TASK BRIEF: Please rename "caret-down-icon" to "chevron-down-icon" in the rows from the line with "source-line: De la" up to and including the line with "footer-text: Datele arată", and give back only those lines with everything else unchanged.

EXTRACTED RECORDS:
* start *

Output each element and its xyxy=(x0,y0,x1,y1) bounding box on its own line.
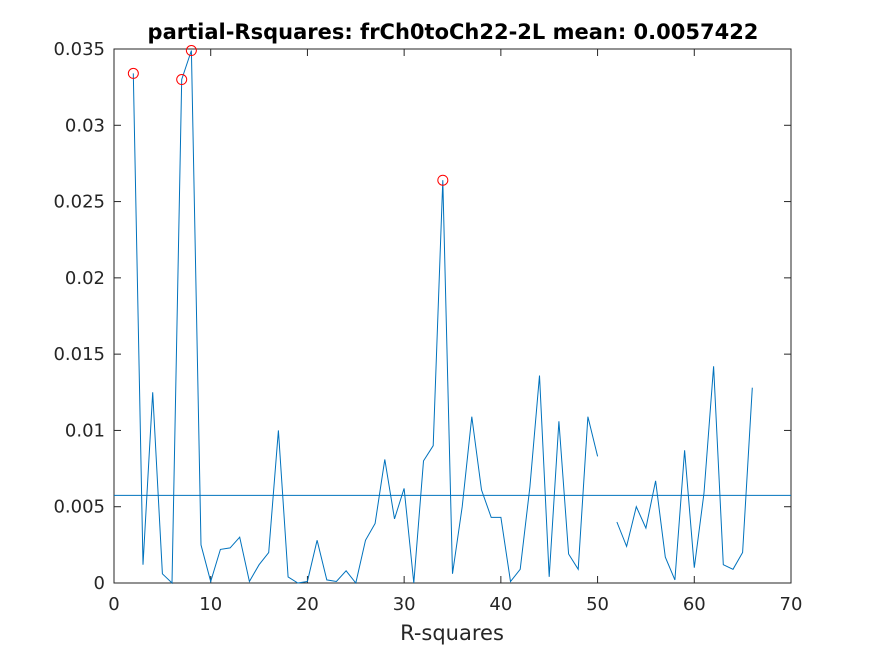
x-tick-label: 30 xyxy=(393,594,416,615)
series-line xyxy=(132,50,599,585)
highlight-marker xyxy=(127,67,139,79)
series-line xyxy=(616,366,753,581)
y-tick-label: 0.035 xyxy=(53,39,105,60)
y-tick-label: 0.025 xyxy=(53,192,105,213)
axes-box xyxy=(113,48,792,584)
x-axis-label: R-squares xyxy=(400,621,504,645)
y-tick-label: 0.015 xyxy=(53,344,105,365)
highlight-marker xyxy=(185,45,197,57)
highlight-marker xyxy=(176,74,188,86)
x-tick-label: 10 xyxy=(199,594,222,615)
x-tick-label: 40 xyxy=(489,594,512,615)
plot-area: 0 10 20 30 40 50 60 70 0 0.005 0.01 0.015 0.02 0.025 0… xyxy=(53,39,802,615)
y-tick-label: 0.03 xyxy=(65,115,105,136)
x-tick-label: 70 xyxy=(780,594,803,615)
axis-ticks: 0 10 20 30 40 50 60 70 0 0.005 0.01 0.015 0.02 0.025 0… xyxy=(53,39,802,615)
x-tick-label: 60 xyxy=(683,594,706,615)
highlight-markers xyxy=(127,45,449,186)
chart-title: partial-Rsquares: frCh0toCh22-2L mean: 0… xyxy=(148,20,759,44)
y-tick-label: 0.02 xyxy=(65,268,105,289)
series-layer xyxy=(114,50,791,585)
y-tick-label: 0.01 xyxy=(65,420,105,441)
y-tick-label: 0.005 xyxy=(53,497,105,518)
x-tick-label: 20 xyxy=(296,594,319,615)
y-tick-label: 0 xyxy=(94,573,105,594)
x-tick-label: 50 xyxy=(586,594,609,615)
x-tick-label: 0 xyxy=(108,594,119,615)
highlight-marker xyxy=(437,174,449,186)
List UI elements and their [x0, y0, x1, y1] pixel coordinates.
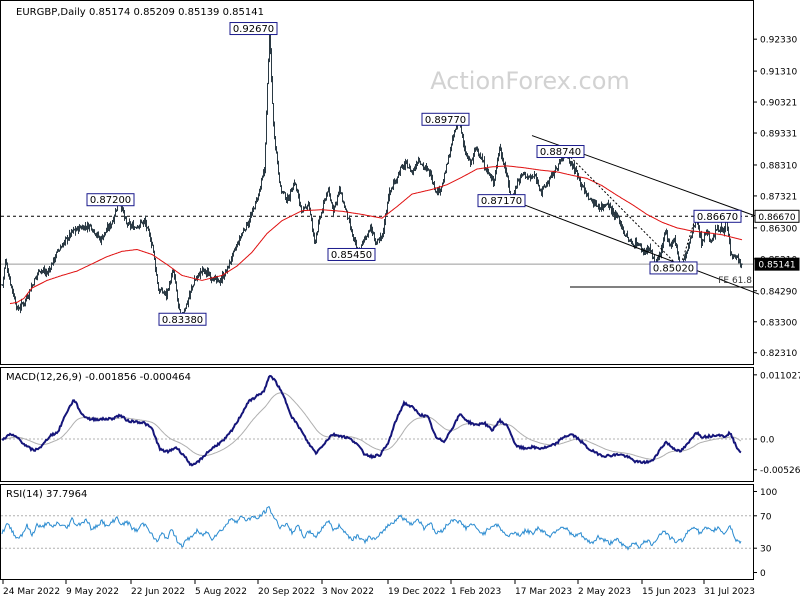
level-label: 0.89770 — [421, 112, 470, 126]
macd-line — [1, 374, 742, 467]
level-label: 0.87170 — [477, 194, 526, 208]
price-badge — [754, 257, 800, 271]
level-label: 0.92670 — [229, 22, 278, 36]
date-tick-label: 24 Mar 2022 — [3, 587, 60, 597]
date-tick-label: 3 Nov 2022 — [322, 587, 374, 597]
level-label: 0.85450 — [327, 247, 376, 261]
level-label: 0.88740 — [536, 145, 585, 159]
price-tick-label: 0.88310 — [760, 161, 797, 171]
price-chart-title: EURGBP,Daily — [16, 7, 86, 18]
price-tick-label: 0.86300 — [760, 224, 797, 234]
macd-tick-label: 0.011027 — [760, 371, 800, 381]
price-tick-label: 0.92330 — [760, 36, 797, 46]
level-label-text: 0.86670 — [697, 212, 738, 223]
date-tick-label: 1 Feb 2023 — [451, 587, 501, 597]
price-panel-frame — [0, 0, 754, 365]
ohlc-header: 0.85174 0.85209 0.85139 0.85141 — [89, 7, 264, 18]
rsi-panel-frame — [0, 484, 754, 580]
price-grid-lines — [1, 215, 753, 265]
level-label-text: 0.92670 — [233, 24, 274, 35]
watermark: ActionForex.com — [430, 67, 630, 95]
level-label-box — [327, 247, 376, 261]
rsi-indicator: 100 70 30 0 — [1, 488, 777, 579]
date-axis: 24 Mar 2022 9 May 2022 22 Jun 2022 5 Aug 20… — [2, 580, 755, 597]
channel-lower-line — [508, 198, 760, 295]
price-tick-label: 0.90321 — [760, 99, 797, 109]
rsi-tick-label: 0 — [760, 569, 766, 579]
date-tick-label: 19 Dec 2022 — [388, 587, 446, 597]
rsi-title: RSI(14) 37.7964 — [6, 489, 87, 500]
level-label-box — [86, 193, 135, 207]
price-badge-text: 0.86670 — [758, 213, 795, 223]
level-label-box — [693, 209, 742, 223]
rsi-line — [1, 505, 742, 551]
price-tick-label: 0.89331 — [760, 130, 797, 140]
price-tick-label: 0.83300 — [760, 318, 797, 328]
macd-title: MACD(12,26,9) -0.001856 -0.000464 — [6, 372, 191, 383]
level-label: 0.87200 — [86, 193, 135, 207]
level-label: 0.86670 — [693, 209, 742, 223]
price-bar — [740, 263, 743, 269]
level-label-box — [158, 312, 207, 326]
level-label: 0.85020 — [649, 261, 698, 275]
level-label-text: 0.85020 — [653, 263, 694, 274]
date-tick-label: 5 Aug 2022 — [195, 587, 247, 597]
macd-tick-label: -0.005267 — [760, 466, 800, 476]
level-label-text: 0.83380 — [162, 315, 203, 326]
price-badge-text: 0.85141 — [758, 261, 795, 271]
rsi-tick-label: 100 — [760, 488, 777, 498]
level-label-text: 0.88740 — [540, 147, 581, 158]
fib-label: FE 61.8 — [718, 276, 752, 286]
level-label-text: 0.87170 — [481, 196, 522, 207]
level-label-text: 0.87200 — [90, 195, 131, 206]
date-tick-label: 2 May 2023 — [578, 587, 631, 597]
rsi-tick-label: 30 — [760, 545, 772, 555]
date-tick-label: 15 Jun 2023 — [642, 587, 696, 597]
level-label-box — [229, 22, 278, 36]
date-tick-label: 9 May 2022 — [66, 587, 119, 597]
moving-average-line — [9, 165, 743, 305]
date-tick-label: 20 Sep 2022 — [258, 587, 315, 597]
price-tick-label: 0.84290 — [760, 287, 797, 297]
price-tick-label: 0.82310 — [760, 349, 797, 359]
price-level-labels: 0.92670 0.89770 0.88740 0.87200 0.87170 0.866… — [86, 22, 742, 326]
macd-panel-frame — [0, 367, 754, 482]
price-tick-label: 0.87321 — [760, 192, 797, 202]
price-tick-label: 0.91310 — [760, 68, 797, 78]
price-axis: 0.92330 0.91310 0.90321 0.89331 0.88310 0.873… — [753, 36, 800, 359]
macd-tick-label: 0.0 — [760, 436, 775, 446]
macd-indicator: 0.011027 0.0 -0.005267 — [1, 371, 800, 476]
date-tick-label: 31 Jul 2023 — [704, 587, 755, 597]
price-bars — [1, 22, 743, 320]
price-badge — [754, 209, 800, 223]
date-tick-label: 17 Mar 2023 — [515, 587, 572, 597]
level-label-text: 0.85450 — [331, 250, 372, 261]
level-label-box — [649, 261, 698, 275]
level-label: 0.83380 — [158, 312, 207, 326]
rsi-tick-label: 70 — [760, 512, 772, 522]
level-label-text: 0.89770 — [425, 115, 466, 126]
level-label-box — [421, 112, 470, 126]
level-label-box — [477, 194, 526, 208]
date-tick-label: 22 Jun 2022 — [131, 587, 185, 597]
level-label-box — [536, 145, 585, 159]
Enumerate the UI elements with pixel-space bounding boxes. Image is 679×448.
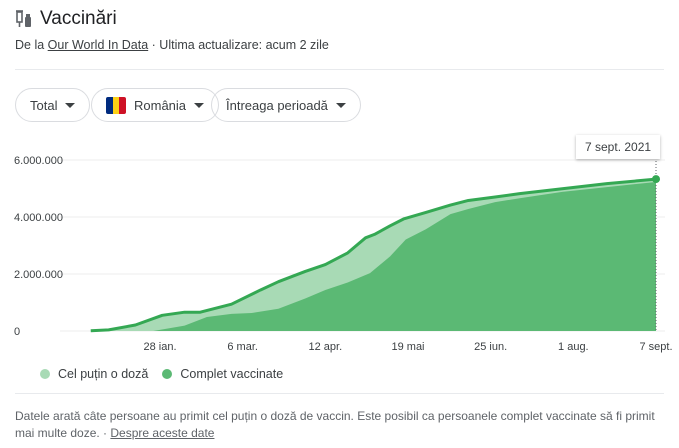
source-line: De la Our World In Data · Ultima actuali… bbox=[15, 38, 329, 52]
about-data-link[interactable]: Despre aceste date bbox=[110, 426, 215, 440]
country-dropdown[interactable]: România bbox=[91, 88, 220, 122]
y-tick-label: 4.000.000 bbox=[14, 212, 63, 224]
period-label: Întreaga perioadă bbox=[226, 97, 328, 113]
x-tick-label: 1 aug. bbox=[558, 341, 589, 353]
caret-down-icon bbox=[65, 102, 76, 108]
vaccination-chart: 0 2.000.000 4.000.000 6.000.000 28 ian. 6 mar… bbox=[14, 155, 673, 353]
caret-down-icon bbox=[335, 102, 346, 108]
source-prefix: De la bbox=[15, 38, 45, 52]
y-tick-label: 2.000.000 bbox=[14, 269, 63, 281]
legend-item-fully-vaccinated: Complet vaccinate bbox=[162, 367, 283, 381]
last-updated: · Ultima actualizare: acum 2 zile bbox=[151, 38, 329, 52]
legend: Cel puțin o doză Complet vaccinate bbox=[40, 367, 283, 381]
hover-point bbox=[652, 175, 660, 184]
footer-text: Datele arată câte persoane au primit cel… bbox=[15, 409, 655, 440]
y-tick-label: 6.000.000 bbox=[14, 155, 63, 167]
divider bbox=[15, 69, 664, 70]
footer-note: Datele arată câte persoane au primit cel… bbox=[15, 409, 655, 440]
x-tick-label: 12 apr. bbox=[309, 341, 343, 353]
metric-label: Total bbox=[30, 97, 58, 113]
legend-item-first-dose: Cel puțin o doză bbox=[40, 367, 148, 381]
series-area-1 bbox=[153, 181, 656, 331]
divider bbox=[15, 393, 664, 394]
metric-dropdown[interactable]: Total bbox=[15, 88, 91, 122]
country-label: România bbox=[134, 97, 187, 113]
date-tooltip: 7 sept. 2021 bbox=[576, 135, 661, 159]
x-tick-label: 28 ian. bbox=[143, 341, 176, 353]
x-tick-label: 6 mar. bbox=[227, 341, 258, 353]
romania-flag-icon bbox=[106, 96, 126, 114]
card-title: Vaccinări bbox=[14, 8, 117, 30]
x-tick-label: 7 sept. bbox=[639, 341, 672, 353]
vaccine-icon bbox=[16, 10, 31, 27]
x-tick-label: 25 iun. bbox=[474, 341, 507, 353]
title-text: Vaccinări bbox=[40, 8, 117, 29]
source-link[interactable]: Our World In Data bbox=[47, 38, 149, 52]
series-line-first-dose bbox=[90, 177, 657, 333]
caret-down-icon bbox=[194, 102, 205, 108]
period-dropdown[interactable]: Întreaga perioadă bbox=[211, 88, 361, 122]
x-tick-label: 19 mai bbox=[391, 341, 424, 353]
y-tick-label: 0 bbox=[14, 326, 20, 338]
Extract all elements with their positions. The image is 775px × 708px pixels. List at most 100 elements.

* end *

RESULT FOR THIS EXERCISE:
source-line: De la Our World In Data · Ultima actuali… bbox=[15, 38, 329, 52]
about-data-link[interactable]: Despre aceste date bbox=[110, 426, 215, 440]
country-dropdown[interactable]: România bbox=[91, 88, 220, 122]
y-tick-label: 4.000.000 bbox=[14, 212, 63, 224]
period-label: Întreaga perioadă bbox=[226, 97, 328, 113]
x-tick-label: 1 aug. bbox=[558, 341, 589, 353]
chevron-down-icon bbox=[65, 102, 76, 108]
vaccination-chart: 0 2.000.000 4.000.000 6.000.000 28 ian. 6 mar… bbox=[14, 155, 673, 353]
chevron-down-icon bbox=[335, 102, 346, 108]
source-prefix: De la bbox=[15, 38, 45, 52]
y-tick-label: 2.000.000 bbox=[14, 269, 63, 281]
legend-item-fully-vaccinated: Complet vaccinate bbox=[162, 367, 283, 381]
last-updated: · Ultima actualizare: acum 2 zile bbox=[151, 38, 329, 52]
legend: Cel puțin o doză Complet vaccinate bbox=[40, 367, 283, 381]
hover-point bbox=[652, 175, 660, 184]
footer-text: Datele arată câte persoane au primit cel… bbox=[15, 409, 655, 440]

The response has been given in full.